**Raw records**
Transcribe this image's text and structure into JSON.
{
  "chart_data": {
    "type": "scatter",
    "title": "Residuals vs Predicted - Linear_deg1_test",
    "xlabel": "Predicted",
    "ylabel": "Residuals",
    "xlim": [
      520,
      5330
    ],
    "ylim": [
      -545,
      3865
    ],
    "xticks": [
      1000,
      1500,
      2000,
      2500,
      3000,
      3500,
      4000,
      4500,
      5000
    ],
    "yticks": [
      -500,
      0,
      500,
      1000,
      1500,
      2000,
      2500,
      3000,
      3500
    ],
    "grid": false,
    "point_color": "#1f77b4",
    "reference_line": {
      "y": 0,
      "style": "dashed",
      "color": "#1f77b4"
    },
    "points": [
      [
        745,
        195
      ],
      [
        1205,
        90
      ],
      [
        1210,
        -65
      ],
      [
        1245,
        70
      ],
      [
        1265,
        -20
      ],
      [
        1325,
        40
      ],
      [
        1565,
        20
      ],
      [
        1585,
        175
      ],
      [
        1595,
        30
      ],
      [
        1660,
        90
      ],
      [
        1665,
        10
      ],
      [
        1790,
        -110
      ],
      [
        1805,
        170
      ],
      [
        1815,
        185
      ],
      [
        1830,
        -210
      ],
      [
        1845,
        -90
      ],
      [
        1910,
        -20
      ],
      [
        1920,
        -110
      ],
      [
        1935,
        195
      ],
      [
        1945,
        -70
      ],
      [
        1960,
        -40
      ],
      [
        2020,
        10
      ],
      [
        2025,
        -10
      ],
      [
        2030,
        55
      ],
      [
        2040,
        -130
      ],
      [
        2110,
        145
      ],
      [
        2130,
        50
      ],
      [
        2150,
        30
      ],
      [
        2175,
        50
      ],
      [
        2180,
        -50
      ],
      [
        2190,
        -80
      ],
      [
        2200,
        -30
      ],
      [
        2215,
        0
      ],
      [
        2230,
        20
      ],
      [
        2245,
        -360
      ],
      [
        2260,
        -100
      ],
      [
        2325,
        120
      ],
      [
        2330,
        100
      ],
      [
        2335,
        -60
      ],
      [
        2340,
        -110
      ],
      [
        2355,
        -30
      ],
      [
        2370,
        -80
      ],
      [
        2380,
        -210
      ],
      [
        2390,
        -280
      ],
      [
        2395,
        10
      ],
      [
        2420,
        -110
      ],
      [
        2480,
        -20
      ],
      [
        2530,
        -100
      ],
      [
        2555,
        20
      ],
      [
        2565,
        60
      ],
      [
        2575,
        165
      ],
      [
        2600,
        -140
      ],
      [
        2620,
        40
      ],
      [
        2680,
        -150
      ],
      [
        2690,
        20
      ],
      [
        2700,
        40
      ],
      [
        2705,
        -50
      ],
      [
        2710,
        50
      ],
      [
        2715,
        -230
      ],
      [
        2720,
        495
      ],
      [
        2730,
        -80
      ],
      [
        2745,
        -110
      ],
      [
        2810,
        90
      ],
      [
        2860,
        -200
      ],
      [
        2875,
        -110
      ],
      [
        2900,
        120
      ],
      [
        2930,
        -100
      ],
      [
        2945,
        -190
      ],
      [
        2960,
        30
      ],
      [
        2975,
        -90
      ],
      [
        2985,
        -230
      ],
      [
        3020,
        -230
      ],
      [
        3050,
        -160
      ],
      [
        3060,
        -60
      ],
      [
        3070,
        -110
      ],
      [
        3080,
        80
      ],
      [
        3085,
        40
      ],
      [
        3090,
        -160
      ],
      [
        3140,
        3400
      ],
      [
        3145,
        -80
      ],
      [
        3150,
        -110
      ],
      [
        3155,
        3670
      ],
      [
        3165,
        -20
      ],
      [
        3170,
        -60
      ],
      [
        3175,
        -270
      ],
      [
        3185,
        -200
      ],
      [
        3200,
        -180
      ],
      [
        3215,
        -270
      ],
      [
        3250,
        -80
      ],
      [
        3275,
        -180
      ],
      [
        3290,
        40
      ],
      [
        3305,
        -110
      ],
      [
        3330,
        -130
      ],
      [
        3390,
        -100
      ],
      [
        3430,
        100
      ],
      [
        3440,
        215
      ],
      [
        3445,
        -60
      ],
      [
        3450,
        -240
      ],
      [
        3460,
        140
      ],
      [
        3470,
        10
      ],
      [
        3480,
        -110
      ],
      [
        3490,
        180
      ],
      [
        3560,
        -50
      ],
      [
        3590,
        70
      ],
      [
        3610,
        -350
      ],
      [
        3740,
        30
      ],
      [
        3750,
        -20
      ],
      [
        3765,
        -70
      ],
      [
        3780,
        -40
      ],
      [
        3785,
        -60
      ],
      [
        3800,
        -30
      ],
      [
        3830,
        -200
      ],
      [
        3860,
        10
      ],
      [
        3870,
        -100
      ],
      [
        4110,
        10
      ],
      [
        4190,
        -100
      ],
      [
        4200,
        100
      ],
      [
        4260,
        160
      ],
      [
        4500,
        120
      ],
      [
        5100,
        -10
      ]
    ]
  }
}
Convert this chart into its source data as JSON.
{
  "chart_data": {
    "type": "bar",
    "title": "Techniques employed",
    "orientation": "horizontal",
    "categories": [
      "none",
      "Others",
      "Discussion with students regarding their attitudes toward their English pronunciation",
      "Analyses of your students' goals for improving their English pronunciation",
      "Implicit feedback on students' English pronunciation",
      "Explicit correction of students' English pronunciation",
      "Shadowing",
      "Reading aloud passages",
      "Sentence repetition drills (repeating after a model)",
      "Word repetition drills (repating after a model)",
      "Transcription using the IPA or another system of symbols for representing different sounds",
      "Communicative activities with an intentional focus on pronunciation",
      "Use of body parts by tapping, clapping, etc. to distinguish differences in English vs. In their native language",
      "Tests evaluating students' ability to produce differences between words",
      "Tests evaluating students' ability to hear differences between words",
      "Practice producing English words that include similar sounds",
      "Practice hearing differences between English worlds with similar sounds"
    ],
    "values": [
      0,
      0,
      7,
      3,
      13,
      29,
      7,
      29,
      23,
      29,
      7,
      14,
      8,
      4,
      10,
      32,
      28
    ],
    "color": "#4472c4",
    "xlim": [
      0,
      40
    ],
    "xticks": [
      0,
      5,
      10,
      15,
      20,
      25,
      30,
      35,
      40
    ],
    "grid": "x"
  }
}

**To be done**
From the data, pick out every line that includes "between".

**Result of this task**
      "Tests evaluating students' ability to produce differences between words",
      "Tests evaluating students' ability to hear differences between words",
      "Practice hearing differences between English worlds with similar sounds"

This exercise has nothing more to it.